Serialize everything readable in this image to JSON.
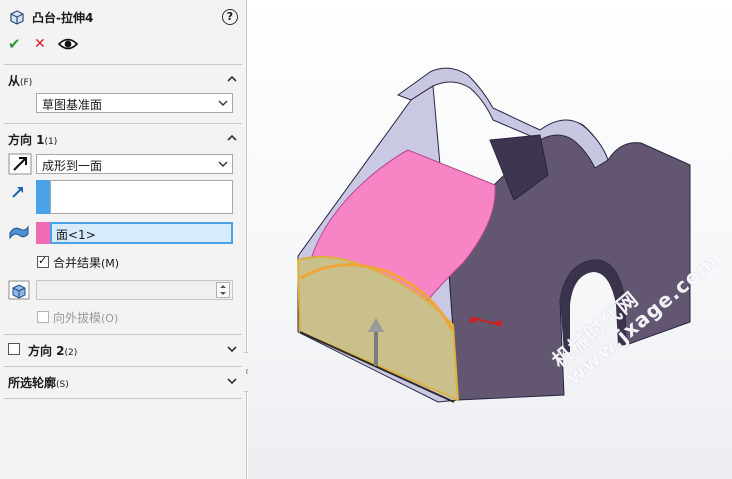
{
  "header": {
    "title": "凸台-拉伸4",
    "help_label": "?"
  },
  "actions": {
    "ok_label": "✔",
    "cancel_label": "✕"
  },
  "from": {
    "heading": "从",
    "heading_key": "(F)",
    "start_condition": "草图基准面"
  },
  "direction1": {
    "heading": "方向 1",
    "heading_key": "(1)",
    "end_condition": "成形到一面",
    "face_selection": "面<1>",
    "merge_result_label": "合并结果",
    "merge_result_key": "(M)",
    "merge_result_checked": true,
    "draft_outward_label": "向外拔模",
    "draft_outward_key": "(O)",
    "draft_outward_checked": false
  },
  "direction2": {
    "heading": "方向 2",
    "heading_key": "(2)",
    "checked": false
  },
  "selected_contours": {
    "heading": "所选轮廓",
    "heading_key": "(S)"
  },
  "viewport": {
    "watermark_line1": "机械时代网",
    "watermark_line2": "www.jxage.com"
  },
  "colors": {
    "accent_blue": "#4aa3e8",
    "swatch_pink": "#f06ab4",
    "part_purple": "#625671",
    "part_light": "#c4c4e0",
    "extrude_pink": "#f784c4",
    "sketch_face": "#c9c08c",
    "highlight_orange": "#f0a53a"
  }
}
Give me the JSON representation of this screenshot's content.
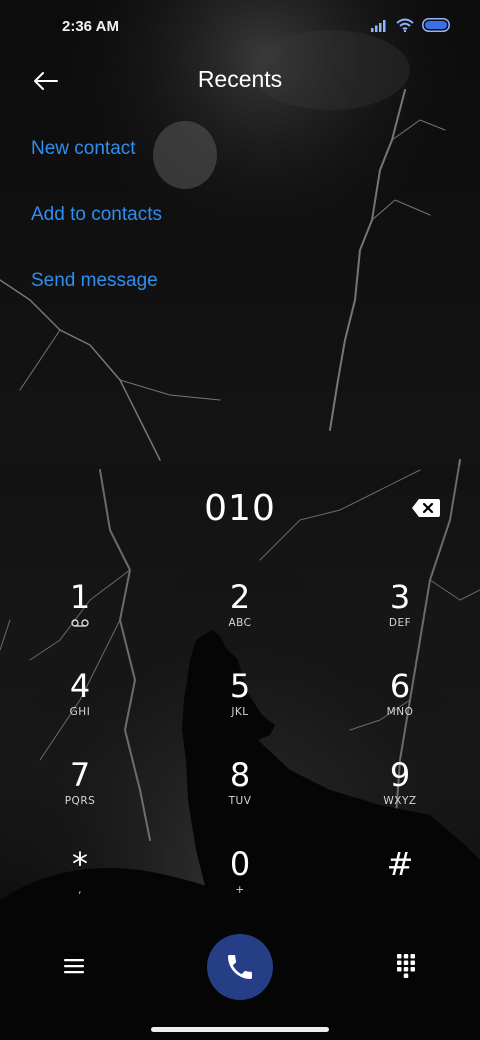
{
  "status_bar": {
    "time": "2:36 AM",
    "icons": [
      "signal-icon",
      "wifi-icon",
      "battery-icon"
    ]
  },
  "header": {
    "back_icon": "back-arrow-icon",
    "title": "Recents"
  },
  "actions": [
    {
      "label": "New contact"
    },
    {
      "label": "Add to contacts"
    },
    {
      "label": "Send message"
    }
  ],
  "dialer": {
    "number": "010",
    "backspace_icon": "backspace-icon"
  },
  "keypad": {
    "k1": {
      "digit": "1",
      "sub_icon": "voicemail-icon"
    },
    "k2": {
      "digit": "2",
      "letters": "ABC"
    },
    "k3": {
      "digit": "3",
      "letters": "DEF"
    },
    "k4": {
      "digit": "4",
      "letters": "GHI"
    },
    "k5": {
      "digit": "5",
      "letters": "JKL"
    },
    "k6": {
      "digit": "6",
      "letters": "MNO"
    },
    "k7": {
      "digit": "7",
      "letters": "PQRS"
    },
    "k8": {
      "digit": "8",
      "letters": "TUV"
    },
    "k9": {
      "digit": "9",
      "letters": "WXYZ"
    },
    "kstar": {
      "digit": "*",
      "letters": ","
    },
    "k0": {
      "digit": "0",
      "letters": "+"
    },
    "khash": {
      "digit": "#",
      "letters": ""
    }
  },
  "bottom_bar": {
    "menu_icon": "menu-icon",
    "call_icon": "phone-icon",
    "dialpad_icon": "dialpad-icon"
  },
  "colors": {
    "accent": "#2f8ff0",
    "call_button": "#263e86",
    "background": "#000000"
  }
}
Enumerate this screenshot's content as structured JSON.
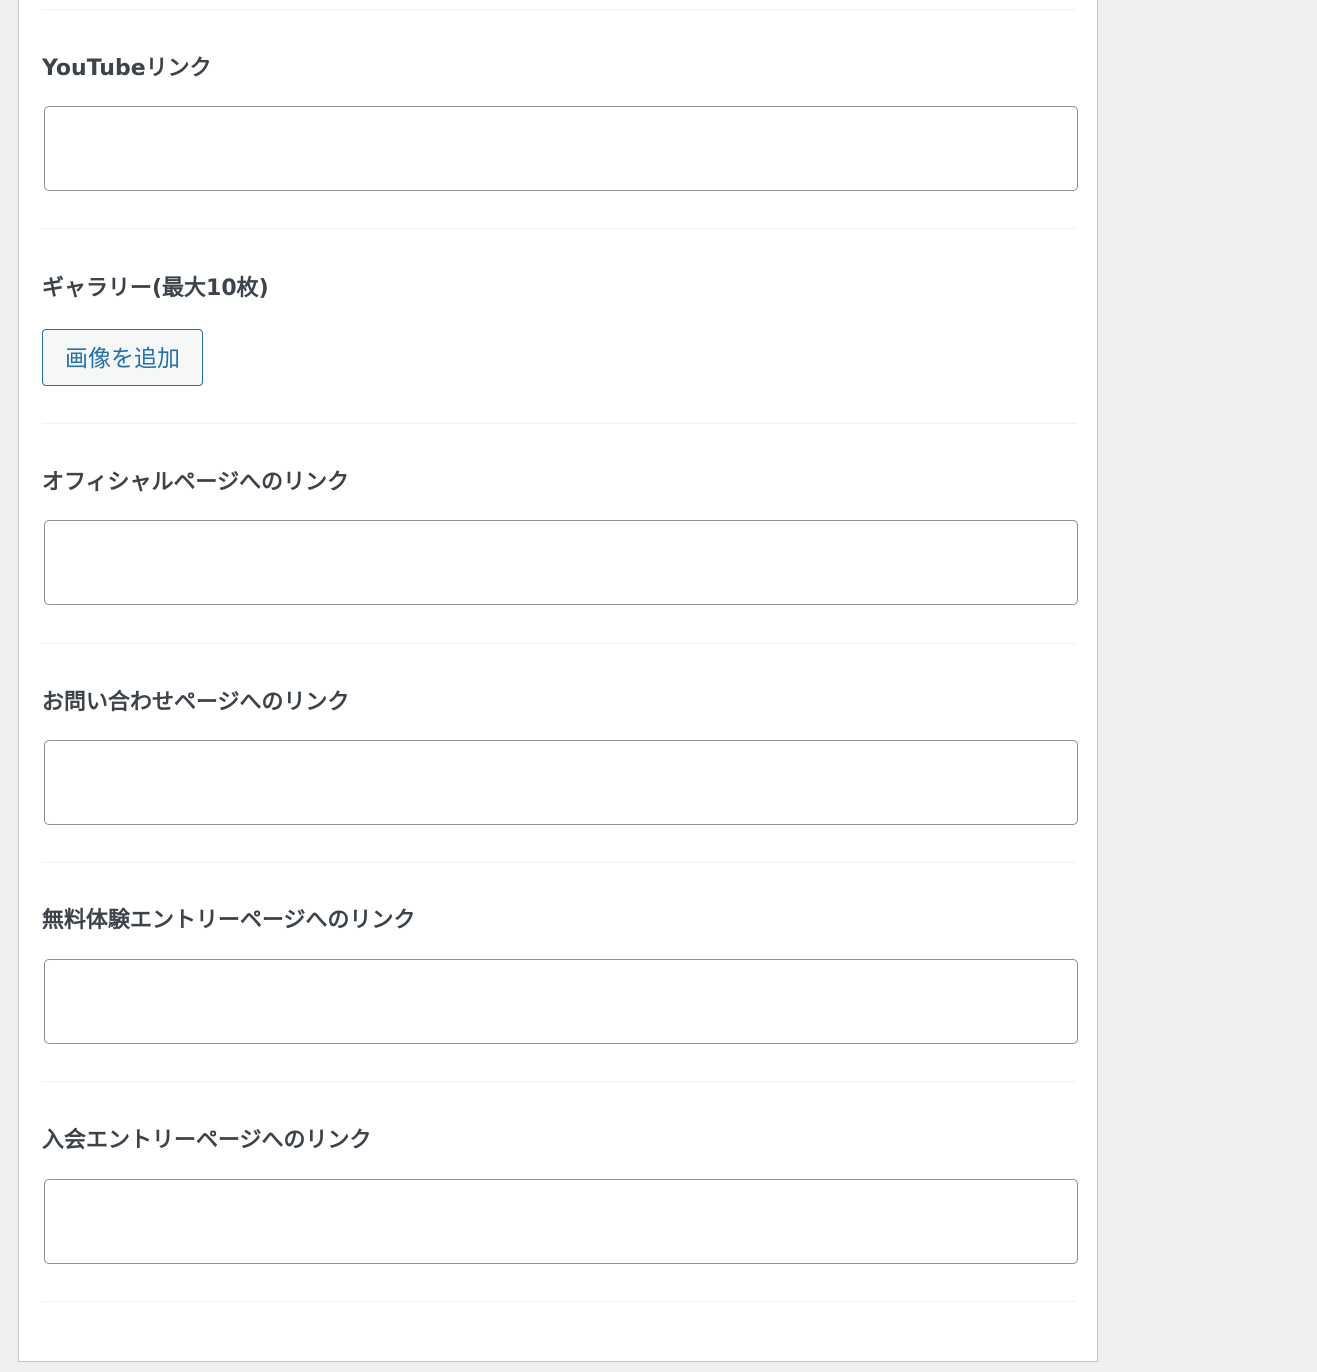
{
  "fields": {
    "youtube": {
      "label": "YouTubeリンク",
      "value": ""
    },
    "gallery": {
      "label": "ギャラリー(最大10枚)",
      "button_label": "画像を追加"
    },
    "official": {
      "label": "オフィシャルページへのリンク",
      "value": ""
    },
    "contact": {
      "label": "お問い合わせページへのリンク",
      "value": ""
    },
    "free_trial": {
      "label": "無料体験エントリーページへのリンク",
      "value": ""
    },
    "membership": {
      "label": "入会エントリーページへのリンク",
      "value": ""
    }
  }
}
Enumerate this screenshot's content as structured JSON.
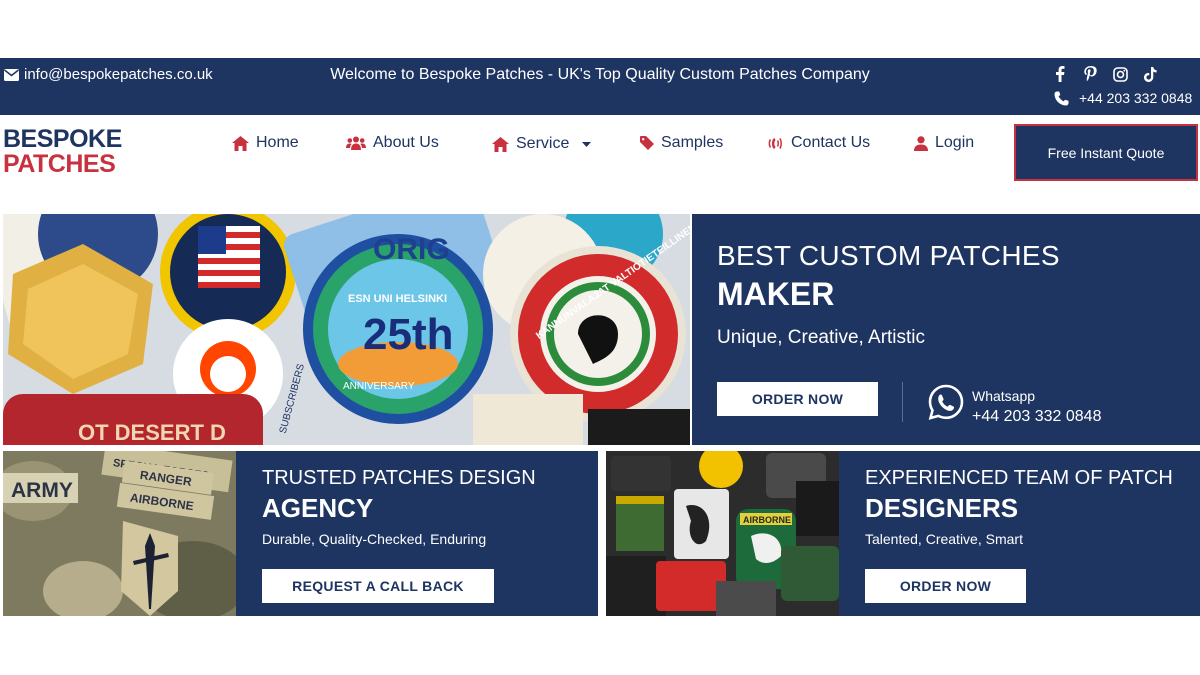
{
  "topbar": {
    "email": "info@bespokepatches.co.uk",
    "welcome": "Welcome to Bespoke Patches - UK's Top Quality Custom Patches Company",
    "phone": "+44 203 332 0848",
    "social_icons": [
      "facebook-icon",
      "pinterest-icon",
      "instagram-icon",
      "tiktok-icon"
    ]
  },
  "logo": {
    "line1": "BESPOKE",
    "line2": "PATCHES"
  },
  "nav": {
    "home": "Home",
    "about": "About Us",
    "service": "Service",
    "samples": "Samples",
    "contact": "Contact Us",
    "login": "Login",
    "quote": "Free Instant Quote"
  },
  "hero": {
    "line1": "BEST CUSTOM PATCHES",
    "line2": "MAKER",
    "tagline": "Unique, Creative, Artistic",
    "cta": "ORDER NOW",
    "whatsapp_label": "Whatsapp",
    "whatsapp_phone": "+44 203 332 0848",
    "patch_texts": [
      "ESN UNI HELSINKI",
      "25th",
      "ANNIVERSARY",
      "KANNUNVALAJAT VALTIOTIETEILLINEN TDK",
      "ORIG",
      "SUBSCRIBERS",
      "OT DESERT D"
    ]
  },
  "card1": {
    "line1": "TRUSTED PATCHES DESIGN",
    "line2": "AGENCY",
    "tagline": "Durable, Quality-Checked, Enduring",
    "cta": "REQUEST A CALL BACK",
    "patch_texts": [
      "ARMY",
      "SPECIAL FORCES",
      "RANGER",
      "AIRBORNE"
    ]
  },
  "card2": {
    "line1": "EXPERIENCED TEAM OF PATCH",
    "line2": "DESIGNERS",
    "tagline": "Talented, Creative, Smart",
    "cta": "ORDER NOW",
    "patch_texts": [
      "AIRBORNE"
    ]
  },
  "colors": {
    "navy": "#1e3461",
    "red": "#c8313f",
    "white": "#ffffff"
  }
}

What is being asked
From the listing, copy each line containing the word "tagline".

Response for this exercise
    "tagline": "Unique, Creative, Artistic",
    "tagline": "Durable, Quality-Checked, Enduring",
    "tagline": "Talented, Creative, Smart",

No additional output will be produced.